Please show every line in the rows below that contains the string "design".
-------- Task material
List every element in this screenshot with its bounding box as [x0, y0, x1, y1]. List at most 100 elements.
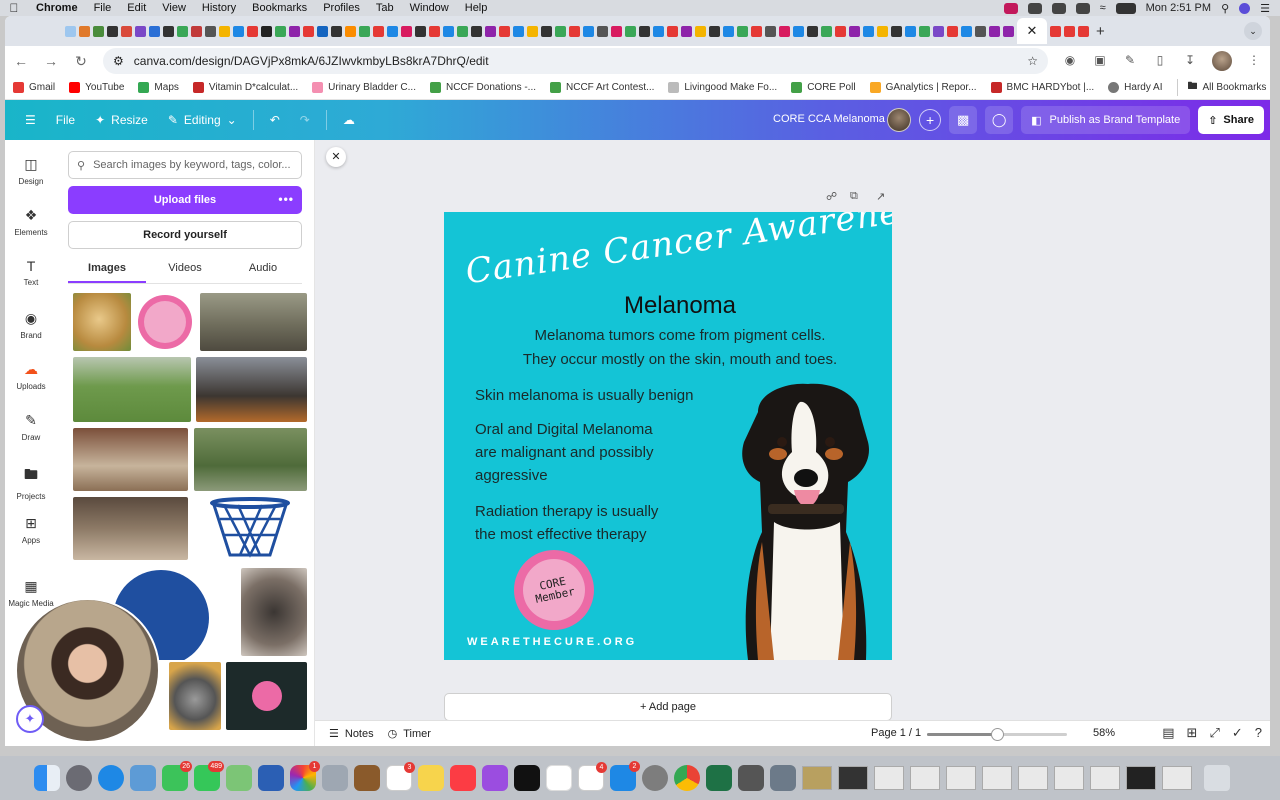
tab-favicon[interactable]: [401, 25, 412, 37]
rail-elements[interactable]: ❖ Elements: [5, 207, 57, 237]
download-icon[interactable]: ↧: [1182, 53, 1198, 69]
grid-view-icon[interactable]: ⊞: [1187, 725, 1198, 741]
rail-magic-media[interactable]: ▦ Magic Media: [5, 578, 57, 608]
excel-icon[interactable]: [706, 765, 732, 791]
bookmark-maps[interactable]: Maps: [138, 82, 179, 93]
magic-assistant-icon[interactable]: ✦: [16, 705, 44, 733]
bookmark-star-icon[interactable]: ☆: [1027, 54, 1038, 68]
upload-thumbnail-basketball-net[interactable]: [194, 497, 307, 560]
tab-favicon[interactable]: [877, 25, 888, 37]
dock-window-thumbnail[interactable]: [1090, 766, 1120, 790]
url-text[interactable]: canva.com/design/DAGVjPx8mkA/6JZIwvkmbyL…: [134, 54, 1017, 68]
tab-favicon[interactable]: [163, 25, 174, 37]
messages-icon[interactable]: 489: [194, 761, 224, 791]
undo-icon[interactable]: ↶: [260, 100, 290, 140]
news-icon[interactable]: [546, 765, 572, 791]
podcasts-icon[interactable]: [482, 765, 508, 791]
tray-icon[interactable]: [1003, 2, 1018, 14]
tab-audio[interactable]: Audio: [224, 258, 302, 283]
tab-favicon[interactable]: [1050, 25, 1061, 37]
tab-favicon[interactable]: [513, 25, 524, 37]
menu-tab[interactable]: Tab: [368, 2, 402, 14]
tab-favicon[interactable]: [961, 25, 972, 37]
apple-menu-icon[interactable]: : [0, 1, 28, 15]
chrome-icon[interactable]: [674, 765, 700, 791]
add-page-button[interactable]: + Add page: [444, 693, 892, 721]
spotlight-icon[interactable]: ⚲: [1221, 2, 1229, 15]
upload-thumbnail-golden-dog[interactable]: [73, 293, 131, 351]
control-center-icon[interactable]: ☰: [1260, 2, 1270, 15]
tab-favicon[interactable]: [723, 25, 734, 37]
photos-icon[interactable]: 1: [290, 761, 320, 791]
dock-window-thumbnail[interactable]: [1018, 766, 1048, 790]
menu-edit[interactable]: Edit: [119, 2, 154, 14]
keychain-icon[interactable]: [322, 765, 348, 791]
tab-favicon[interactable]: [751, 25, 762, 37]
tab-favicon[interactable]: [345, 25, 356, 37]
dock-window-thumbnail[interactable]: [946, 766, 976, 790]
safari-icon[interactable]: [98, 765, 124, 791]
trash-icon[interactable]: [1204, 765, 1230, 791]
more-options-icon[interactable]: •••: [278, 192, 294, 206]
bookmark-youtube[interactable]: YouTube: [69, 82, 124, 93]
image-search-input[interactable]: ⚲ Search images by keyword, tags, color.…: [68, 151, 302, 179]
tab-favicon[interactable]: [541, 25, 552, 37]
url-omnibox[interactable]: ⚙ canva.com/design/DAGVjPx8mkA/6JZIwvkmb…: [103, 48, 1048, 74]
tab-favicon[interactable]: [765, 25, 776, 37]
tab-favicon[interactable]: [849, 25, 860, 37]
tab-favicon[interactable]: [373, 25, 384, 37]
tab-favicon[interactable]: [317, 25, 328, 37]
tab-favicon[interactable]: [415, 25, 426, 37]
add-page-icon[interactable]: ↗: [876, 190, 885, 203]
calendar-date-icon[interactable]: 4: [578, 762, 607, 791]
tab-favicon[interactable]: [205, 25, 216, 37]
cloud-saved-icon[interactable]: ☁: [333, 100, 365, 140]
tray-icon[interactable]: [1075, 2, 1090, 14]
apple-tv-icon[interactable]: [514, 765, 540, 791]
page-indicator[interactable]: Page 1 / 1: [871, 727, 921, 739]
rail-text[interactable]: T Text: [5, 258, 57, 287]
invite-plus-icon[interactable]: +: [919, 109, 942, 131]
upload-thumbnail-pug[interactable]: [241, 568, 307, 656]
tab-favicon[interactable]: [527, 25, 538, 37]
menu-help[interactable]: Help: [457, 2, 496, 14]
main-menu-icon[interactable]: ☰: [15, 100, 46, 140]
tab-favicon[interactable]: [821, 25, 832, 37]
clock[interactable]: Mon 2:51 PM: [1146, 2, 1211, 14]
tab-favicon[interactable]: [863, 25, 874, 37]
bookmark-gmail[interactable]: Gmail: [13, 82, 55, 93]
bookmark-nccf-art[interactable]: NCCF Art Contest...: [550, 82, 654, 93]
tab-videos[interactable]: Videos: [146, 258, 224, 283]
tab-favicon[interactable]: [947, 25, 958, 37]
upload-thumbnail-group-outdoors[interactable]: [194, 428, 307, 491]
tab-favicon[interactable]: [933, 25, 944, 37]
tab-favicon[interactable]: [611, 25, 622, 37]
upload-thumbnail-core-badge[interactable]: [136, 293, 194, 351]
tab-favicon[interactable]: [443, 25, 454, 37]
insights-chart-icon[interactable]: ▩: [949, 106, 978, 134]
tab-favicon[interactable]: [247, 25, 258, 37]
sidebar-icon[interactable]: ▯: [1152, 53, 1168, 69]
collaborator-avatar[interactable]: [887, 108, 912, 132]
tab-favicon[interactable]: [569, 25, 580, 37]
upload-thumbnail-people-indoor[interactable]: [200, 293, 307, 351]
tab-favicon[interactable]: [429, 25, 440, 37]
upload-thumbnail-schnauzer[interactable]: [169, 662, 221, 730]
rail-draw[interactable]: ✎ Draw: [5, 412, 57, 442]
tab-favicon[interactable]: [975, 25, 986, 37]
tab-favicon[interactable]: [1064, 25, 1075, 37]
dock-window-thumbnail[interactable]: [1126, 766, 1156, 790]
app-store-icon[interactable]: 2: [610, 761, 640, 791]
dock-window-thumbnail[interactable]: [802, 766, 832, 790]
tab-favicon[interactable]: [653, 25, 664, 37]
upload-files-button[interactable]: Upload files •••: [68, 186, 302, 214]
tab-favicon[interactable]: [79, 25, 90, 37]
lock-icon[interactable]: ☍: [826, 190, 837, 203]
screen-capture-icon[interactable]: [770, 765, 796, 791]
zoom-slider[interactable]: [927, 728, 1067, 741]
tab-favicon[interactable]: [737, 25, 748, 37]
reload-icon[interactable]: ↻: [73, 53, 89, 70]
profile-avatar[interactable]: [1212, 51, 1232, 71]
preview-icon[interactable]: [130, 765, 156, 791]
tab-favicon[interactable]: [555, 25, 566, 37]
----------------
> **Answer below**
url-text[interactable]: canva.com/design/DAGVjPx8mkA/6JZIwvkmbyL…: [134, 54, 1017, 68]
url-omnibox[interactable]: ⚙ canva.com/design/DAGVjPx8mkA/6JZIwvkmb…: [103, 48, 1048, 74]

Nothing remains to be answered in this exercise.